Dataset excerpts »
————
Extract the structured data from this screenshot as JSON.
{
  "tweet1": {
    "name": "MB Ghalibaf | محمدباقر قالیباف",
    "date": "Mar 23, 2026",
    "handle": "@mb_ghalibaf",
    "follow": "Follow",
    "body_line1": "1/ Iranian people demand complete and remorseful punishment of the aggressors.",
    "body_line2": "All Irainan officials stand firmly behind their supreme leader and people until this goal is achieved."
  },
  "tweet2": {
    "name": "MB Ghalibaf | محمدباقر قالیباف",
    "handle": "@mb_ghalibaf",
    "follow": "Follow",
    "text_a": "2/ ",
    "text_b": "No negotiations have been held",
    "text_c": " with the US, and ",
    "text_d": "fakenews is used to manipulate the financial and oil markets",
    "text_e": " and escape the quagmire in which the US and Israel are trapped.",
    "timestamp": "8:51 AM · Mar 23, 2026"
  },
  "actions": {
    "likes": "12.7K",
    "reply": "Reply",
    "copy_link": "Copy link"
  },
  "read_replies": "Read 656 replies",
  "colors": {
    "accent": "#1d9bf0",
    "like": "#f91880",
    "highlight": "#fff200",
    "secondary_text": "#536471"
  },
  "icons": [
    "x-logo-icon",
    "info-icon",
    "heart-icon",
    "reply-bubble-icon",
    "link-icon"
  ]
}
————
EXERCISE BRIEF » What do the records say? Quote them all exactly.

THE SOLUTION »
Extract the structured data from this screenshot as JSON.
{
  "tweet1": {
    "name": "MB Ghalibaf | محمدباقر قالیباف",
    "date": "Mar 23, 2026",
    "handle": "@mb_ghalibaf",
    "follow": "Follow",
    "body_line1": "1/ Iranian people demand complete and remorseful punishment of the aggressors.",
    "body_line2": "All Irainan officials stand firmly behind their supreme leader and people until this goal is achieved."
  },
  "tweet2": {
    "name": "MB Ghalibaf | محمدباقر قالیباف",
    "handle": "@mb_ghalibaf",
    "follow": "Follow",
    "text_a": "2/ ",
    "text_b": "No negotiations have been held",
    "text_c": " with the US, and ",
    "text_d": "fakenews is used to manipulate the financial and oil markets",
    "text_e": " and escape the quagmire in which the US and Israel are trapped.",
    "timestamp": "8:51 AM · Mar 23, 2026"
  },
  "actions": {
    "likes": "12.7K",
    "reply": "Reply",
    "copy_link": "Copy link"
  },
  "read_replies": "Read 656 replies",
  "colors": {
    "accent": "#1d9bf0",
    "like": "#f91880",
    "highlight": "#fff200",
    "secondary_text": "#536471"
  },
  "icons": [
    "x-logo-icon",
    "info-icon",
    "heart-icon",
    "reply-bubble-icon",
    "link-icon"
  ]
}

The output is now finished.